GIVEN EXERCISE A:
Answer these questions using the text on Viana Moog.
(i) In which city was Moog born?
(ii) What notable work is listed for him, and in what year?
(iii) In which city did he study law?

TEXT SHOWN:
- Moog in 1979
- Born: 28 October 1906 São Leopoldo, Rio Grande do Sul, Brazil
- Died: 15 January 1988 (aged 81) Rio de Janeiro, Rio de Janeiro, Brazil
- Occupation: Writer; journalist; lawyer
- Notable works: O Ciclo do Ouro Negro (1936)
- Spouse: Frigga Moog

= Viana Moog =

Clodomir Viana Moog (28 October 1906 – 15 January 1988) was a Brazilian lawyer, journalist, novelist and essayist.

== Biography ==
Moog was born in São Leopoldo, Rio Grande do Sul, the son of Marcos Moog and Maria da Glória Viana. Failing to join the military, he studied law in Porto Alegre. He also served as an anti-smuggling border agent. He later served as a tax agent in Santa Cruz do Sul and in Rio Grande.

GIVEN EXERCISE B:
Transcribe the listing from its first line through the line containing "input-gm-password[interactable] [364,123,694,151]", inclusive, reproducing each line without changes.

[Extracted data entries]

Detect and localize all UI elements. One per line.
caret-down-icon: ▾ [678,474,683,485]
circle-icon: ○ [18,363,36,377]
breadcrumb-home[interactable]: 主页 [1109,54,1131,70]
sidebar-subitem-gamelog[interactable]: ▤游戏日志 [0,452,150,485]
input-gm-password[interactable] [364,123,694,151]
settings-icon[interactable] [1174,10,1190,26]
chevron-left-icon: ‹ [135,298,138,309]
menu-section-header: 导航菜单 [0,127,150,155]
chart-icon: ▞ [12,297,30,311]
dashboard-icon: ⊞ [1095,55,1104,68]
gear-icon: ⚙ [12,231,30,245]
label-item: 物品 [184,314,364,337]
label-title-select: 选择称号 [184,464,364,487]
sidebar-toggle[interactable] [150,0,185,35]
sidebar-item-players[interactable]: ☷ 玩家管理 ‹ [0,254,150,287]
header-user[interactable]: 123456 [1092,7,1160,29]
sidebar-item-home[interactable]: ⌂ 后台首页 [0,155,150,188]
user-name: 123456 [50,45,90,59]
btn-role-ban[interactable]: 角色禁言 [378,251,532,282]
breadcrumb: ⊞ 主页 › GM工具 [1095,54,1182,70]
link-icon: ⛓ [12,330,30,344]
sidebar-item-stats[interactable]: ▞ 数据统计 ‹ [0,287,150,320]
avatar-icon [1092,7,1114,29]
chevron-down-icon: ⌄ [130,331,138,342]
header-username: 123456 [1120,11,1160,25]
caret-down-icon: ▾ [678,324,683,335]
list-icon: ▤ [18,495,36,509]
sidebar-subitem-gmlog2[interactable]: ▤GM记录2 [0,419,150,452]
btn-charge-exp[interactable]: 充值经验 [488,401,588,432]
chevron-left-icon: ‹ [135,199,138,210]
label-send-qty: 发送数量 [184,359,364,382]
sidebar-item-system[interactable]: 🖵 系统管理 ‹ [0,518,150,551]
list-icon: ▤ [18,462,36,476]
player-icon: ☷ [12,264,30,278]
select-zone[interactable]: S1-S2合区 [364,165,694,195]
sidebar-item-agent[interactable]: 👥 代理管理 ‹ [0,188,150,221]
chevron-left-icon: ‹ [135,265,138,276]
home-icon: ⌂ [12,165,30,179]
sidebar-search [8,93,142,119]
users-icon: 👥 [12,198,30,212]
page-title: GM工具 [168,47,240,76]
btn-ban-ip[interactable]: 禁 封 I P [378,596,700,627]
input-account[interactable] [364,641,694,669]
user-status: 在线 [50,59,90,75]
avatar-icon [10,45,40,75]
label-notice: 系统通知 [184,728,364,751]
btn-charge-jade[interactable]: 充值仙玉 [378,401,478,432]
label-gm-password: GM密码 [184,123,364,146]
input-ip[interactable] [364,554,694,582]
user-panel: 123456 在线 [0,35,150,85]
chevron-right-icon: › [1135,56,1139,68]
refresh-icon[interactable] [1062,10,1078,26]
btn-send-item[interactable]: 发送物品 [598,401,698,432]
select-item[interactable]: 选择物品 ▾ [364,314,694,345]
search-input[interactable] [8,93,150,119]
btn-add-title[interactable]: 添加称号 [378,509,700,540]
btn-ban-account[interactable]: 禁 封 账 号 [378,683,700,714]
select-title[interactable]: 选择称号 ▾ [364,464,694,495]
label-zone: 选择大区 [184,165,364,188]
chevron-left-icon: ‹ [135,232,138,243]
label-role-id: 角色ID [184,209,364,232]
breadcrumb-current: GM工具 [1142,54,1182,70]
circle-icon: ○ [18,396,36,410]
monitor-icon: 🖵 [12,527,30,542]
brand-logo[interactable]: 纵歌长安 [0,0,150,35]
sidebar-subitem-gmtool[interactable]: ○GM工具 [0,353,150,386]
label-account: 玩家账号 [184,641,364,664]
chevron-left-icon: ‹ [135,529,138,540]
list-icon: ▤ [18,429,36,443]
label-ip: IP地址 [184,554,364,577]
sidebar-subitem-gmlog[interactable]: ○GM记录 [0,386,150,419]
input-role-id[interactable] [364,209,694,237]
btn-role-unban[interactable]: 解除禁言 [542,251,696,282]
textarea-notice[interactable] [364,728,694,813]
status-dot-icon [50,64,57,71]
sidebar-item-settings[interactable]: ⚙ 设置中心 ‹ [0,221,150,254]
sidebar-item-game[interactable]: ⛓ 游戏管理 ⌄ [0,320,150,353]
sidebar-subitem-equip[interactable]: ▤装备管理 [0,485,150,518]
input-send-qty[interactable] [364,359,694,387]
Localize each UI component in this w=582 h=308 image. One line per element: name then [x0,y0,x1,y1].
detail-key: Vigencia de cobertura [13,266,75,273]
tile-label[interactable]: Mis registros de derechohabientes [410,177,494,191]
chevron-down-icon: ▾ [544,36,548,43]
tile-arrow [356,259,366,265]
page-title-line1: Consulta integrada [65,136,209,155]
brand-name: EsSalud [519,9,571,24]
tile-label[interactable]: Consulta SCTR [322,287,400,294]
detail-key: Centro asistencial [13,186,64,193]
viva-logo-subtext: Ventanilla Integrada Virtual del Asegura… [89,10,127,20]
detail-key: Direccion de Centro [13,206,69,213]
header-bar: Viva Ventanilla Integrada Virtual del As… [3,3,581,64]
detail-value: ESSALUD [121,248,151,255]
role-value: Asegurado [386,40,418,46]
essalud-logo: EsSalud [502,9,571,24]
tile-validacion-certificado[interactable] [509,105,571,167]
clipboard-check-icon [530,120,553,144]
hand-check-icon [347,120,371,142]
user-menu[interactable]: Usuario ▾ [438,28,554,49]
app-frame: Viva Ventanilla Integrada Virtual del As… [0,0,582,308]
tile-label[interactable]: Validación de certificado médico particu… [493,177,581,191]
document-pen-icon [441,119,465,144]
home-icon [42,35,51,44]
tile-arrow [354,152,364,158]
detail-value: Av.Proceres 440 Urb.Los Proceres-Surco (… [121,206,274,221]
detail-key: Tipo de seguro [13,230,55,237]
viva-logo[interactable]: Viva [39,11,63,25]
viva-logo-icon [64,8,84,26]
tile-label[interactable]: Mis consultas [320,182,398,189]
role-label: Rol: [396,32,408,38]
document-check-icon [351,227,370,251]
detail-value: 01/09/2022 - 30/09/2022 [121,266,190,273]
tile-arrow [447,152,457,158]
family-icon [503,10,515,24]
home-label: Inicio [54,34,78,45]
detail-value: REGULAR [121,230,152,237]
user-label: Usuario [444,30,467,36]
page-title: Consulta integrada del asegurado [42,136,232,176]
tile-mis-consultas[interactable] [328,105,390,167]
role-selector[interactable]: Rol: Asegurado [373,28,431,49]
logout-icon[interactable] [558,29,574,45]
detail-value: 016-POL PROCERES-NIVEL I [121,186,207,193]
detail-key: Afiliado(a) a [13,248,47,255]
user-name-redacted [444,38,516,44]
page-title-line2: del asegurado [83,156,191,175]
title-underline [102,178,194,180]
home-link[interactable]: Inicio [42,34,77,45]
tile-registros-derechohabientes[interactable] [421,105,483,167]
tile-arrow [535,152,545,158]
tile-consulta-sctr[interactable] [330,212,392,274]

FULL SOLUTION A:
(i) São Leopoldo, Rio Grande do Sul, Brazil
(ii) O Ciclo do Ouro Negro (1936)
(iii) Porto Alegre

FULL SOLUTION B:
Detect and localize all UI elements. One per line.
caret-down-icon: ▾ [678,474,683,485]
circle-icon: ○ [18,363,36,377]
breadcrumb-home[interactable]: 主页 [1109,54,1131,70]
sidebar-subitem-gamelog[interactable]: ▤游戏日志 [0,452,150,485]
input-gm-password[interactable] [364,123,694,151]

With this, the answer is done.